## [What you will do]
Collect all lines containing the word "스카이프" from the data.

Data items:
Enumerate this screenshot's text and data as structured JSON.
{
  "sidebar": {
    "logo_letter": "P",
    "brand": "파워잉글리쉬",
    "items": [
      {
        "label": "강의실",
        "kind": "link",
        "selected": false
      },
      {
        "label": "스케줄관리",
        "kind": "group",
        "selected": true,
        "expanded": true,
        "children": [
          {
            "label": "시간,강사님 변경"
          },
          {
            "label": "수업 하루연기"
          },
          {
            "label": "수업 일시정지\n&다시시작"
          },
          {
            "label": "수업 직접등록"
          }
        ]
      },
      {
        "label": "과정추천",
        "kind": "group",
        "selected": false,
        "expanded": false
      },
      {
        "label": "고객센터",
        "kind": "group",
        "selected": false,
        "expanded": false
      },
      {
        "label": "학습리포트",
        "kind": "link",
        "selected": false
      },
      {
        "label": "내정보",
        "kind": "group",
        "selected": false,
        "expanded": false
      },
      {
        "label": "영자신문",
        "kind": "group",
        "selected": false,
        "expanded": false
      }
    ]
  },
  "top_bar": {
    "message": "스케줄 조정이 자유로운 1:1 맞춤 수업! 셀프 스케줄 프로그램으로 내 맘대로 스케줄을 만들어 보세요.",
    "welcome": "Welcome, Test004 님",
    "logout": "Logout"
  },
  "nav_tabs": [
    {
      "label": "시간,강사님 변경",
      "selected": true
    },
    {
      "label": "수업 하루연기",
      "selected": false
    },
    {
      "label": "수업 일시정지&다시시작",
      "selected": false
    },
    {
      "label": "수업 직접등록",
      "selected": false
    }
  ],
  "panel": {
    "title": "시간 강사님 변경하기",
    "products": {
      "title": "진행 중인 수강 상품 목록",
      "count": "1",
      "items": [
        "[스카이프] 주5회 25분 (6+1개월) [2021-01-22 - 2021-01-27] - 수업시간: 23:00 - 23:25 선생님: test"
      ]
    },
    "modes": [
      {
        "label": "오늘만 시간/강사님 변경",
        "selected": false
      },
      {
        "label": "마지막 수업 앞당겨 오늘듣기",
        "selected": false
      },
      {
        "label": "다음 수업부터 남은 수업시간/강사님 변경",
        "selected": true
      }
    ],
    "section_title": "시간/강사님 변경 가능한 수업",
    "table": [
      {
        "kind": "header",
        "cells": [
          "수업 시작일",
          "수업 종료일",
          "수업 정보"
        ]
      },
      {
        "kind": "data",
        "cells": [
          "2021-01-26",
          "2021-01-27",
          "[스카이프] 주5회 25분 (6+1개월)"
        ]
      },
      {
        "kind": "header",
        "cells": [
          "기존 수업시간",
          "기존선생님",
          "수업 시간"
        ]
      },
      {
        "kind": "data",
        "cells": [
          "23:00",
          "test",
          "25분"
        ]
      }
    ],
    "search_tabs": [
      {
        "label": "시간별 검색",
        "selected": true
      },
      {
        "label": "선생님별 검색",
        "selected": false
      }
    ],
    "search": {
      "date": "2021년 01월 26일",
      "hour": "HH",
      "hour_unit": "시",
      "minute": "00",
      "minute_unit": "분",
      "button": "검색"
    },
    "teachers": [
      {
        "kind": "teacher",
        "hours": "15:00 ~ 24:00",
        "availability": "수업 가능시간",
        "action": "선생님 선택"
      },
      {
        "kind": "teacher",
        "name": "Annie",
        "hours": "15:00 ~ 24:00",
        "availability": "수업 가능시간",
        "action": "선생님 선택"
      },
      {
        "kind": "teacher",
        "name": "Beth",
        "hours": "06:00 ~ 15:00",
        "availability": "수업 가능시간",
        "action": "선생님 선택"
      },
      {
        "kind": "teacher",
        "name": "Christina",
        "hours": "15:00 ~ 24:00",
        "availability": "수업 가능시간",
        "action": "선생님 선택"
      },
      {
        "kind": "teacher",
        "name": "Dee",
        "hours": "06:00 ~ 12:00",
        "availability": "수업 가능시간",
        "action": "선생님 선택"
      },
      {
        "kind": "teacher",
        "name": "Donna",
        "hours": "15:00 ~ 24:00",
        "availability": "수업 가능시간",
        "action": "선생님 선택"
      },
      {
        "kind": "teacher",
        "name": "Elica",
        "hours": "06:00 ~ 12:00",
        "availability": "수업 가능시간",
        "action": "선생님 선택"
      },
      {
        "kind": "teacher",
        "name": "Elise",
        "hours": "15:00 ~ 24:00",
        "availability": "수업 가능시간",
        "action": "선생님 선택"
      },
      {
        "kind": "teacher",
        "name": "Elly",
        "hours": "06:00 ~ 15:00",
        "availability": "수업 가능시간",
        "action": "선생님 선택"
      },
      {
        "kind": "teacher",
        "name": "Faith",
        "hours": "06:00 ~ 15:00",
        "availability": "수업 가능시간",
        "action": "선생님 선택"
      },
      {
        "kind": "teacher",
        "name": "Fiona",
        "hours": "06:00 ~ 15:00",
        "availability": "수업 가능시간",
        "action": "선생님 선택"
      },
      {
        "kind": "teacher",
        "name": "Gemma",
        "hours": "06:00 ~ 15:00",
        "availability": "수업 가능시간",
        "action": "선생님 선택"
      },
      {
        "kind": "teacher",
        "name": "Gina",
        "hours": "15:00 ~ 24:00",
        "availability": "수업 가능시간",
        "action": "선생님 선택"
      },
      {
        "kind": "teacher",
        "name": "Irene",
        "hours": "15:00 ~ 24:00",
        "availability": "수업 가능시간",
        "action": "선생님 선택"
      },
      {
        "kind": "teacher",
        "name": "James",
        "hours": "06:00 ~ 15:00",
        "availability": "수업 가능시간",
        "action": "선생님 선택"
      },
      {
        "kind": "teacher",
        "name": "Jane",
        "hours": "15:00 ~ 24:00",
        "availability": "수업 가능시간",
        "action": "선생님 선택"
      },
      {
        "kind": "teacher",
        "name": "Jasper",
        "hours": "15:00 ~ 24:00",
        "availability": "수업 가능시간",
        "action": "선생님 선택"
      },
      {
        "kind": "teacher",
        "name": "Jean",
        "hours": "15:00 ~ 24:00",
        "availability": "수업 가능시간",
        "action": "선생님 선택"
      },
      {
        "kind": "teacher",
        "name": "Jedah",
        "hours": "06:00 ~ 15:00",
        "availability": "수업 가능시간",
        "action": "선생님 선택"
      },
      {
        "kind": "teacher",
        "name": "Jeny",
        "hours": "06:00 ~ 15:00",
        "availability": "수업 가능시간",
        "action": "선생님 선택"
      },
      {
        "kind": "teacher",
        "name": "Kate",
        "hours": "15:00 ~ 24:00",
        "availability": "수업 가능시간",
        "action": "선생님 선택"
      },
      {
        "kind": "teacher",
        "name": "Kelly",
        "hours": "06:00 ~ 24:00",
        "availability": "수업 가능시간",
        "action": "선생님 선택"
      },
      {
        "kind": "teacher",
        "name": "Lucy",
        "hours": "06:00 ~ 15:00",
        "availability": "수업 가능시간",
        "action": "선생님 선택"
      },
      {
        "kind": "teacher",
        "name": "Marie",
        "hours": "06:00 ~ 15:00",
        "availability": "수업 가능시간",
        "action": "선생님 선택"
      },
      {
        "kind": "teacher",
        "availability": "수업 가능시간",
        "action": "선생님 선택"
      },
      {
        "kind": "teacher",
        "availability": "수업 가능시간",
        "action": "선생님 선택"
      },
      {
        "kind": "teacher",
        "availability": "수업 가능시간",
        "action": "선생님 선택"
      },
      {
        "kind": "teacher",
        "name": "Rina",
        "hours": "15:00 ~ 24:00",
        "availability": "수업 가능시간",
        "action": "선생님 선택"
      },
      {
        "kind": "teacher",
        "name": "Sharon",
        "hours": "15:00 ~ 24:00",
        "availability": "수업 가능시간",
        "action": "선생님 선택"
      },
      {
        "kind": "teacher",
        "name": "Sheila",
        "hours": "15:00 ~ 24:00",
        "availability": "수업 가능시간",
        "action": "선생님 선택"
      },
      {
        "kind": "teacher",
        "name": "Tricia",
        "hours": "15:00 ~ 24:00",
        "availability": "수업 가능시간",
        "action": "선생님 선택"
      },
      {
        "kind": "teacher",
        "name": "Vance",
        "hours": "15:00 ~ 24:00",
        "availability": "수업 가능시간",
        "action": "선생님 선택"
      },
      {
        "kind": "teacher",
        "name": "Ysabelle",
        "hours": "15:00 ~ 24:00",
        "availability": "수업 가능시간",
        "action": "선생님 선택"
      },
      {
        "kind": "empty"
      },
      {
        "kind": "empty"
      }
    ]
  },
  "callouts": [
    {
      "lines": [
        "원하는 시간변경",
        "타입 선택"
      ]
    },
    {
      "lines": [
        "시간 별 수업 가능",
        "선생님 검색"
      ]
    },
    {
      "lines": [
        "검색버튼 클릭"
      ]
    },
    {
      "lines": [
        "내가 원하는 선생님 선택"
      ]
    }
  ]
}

## [Output below]
        "[스카이프] 주5회 25분 (6+1개월) [2021-01-22 - 2021-01-27] - 수업시간: 23:00 - 23:25 선생님: test"
          "[스카이프] 주5회 25분 (6+1개월)"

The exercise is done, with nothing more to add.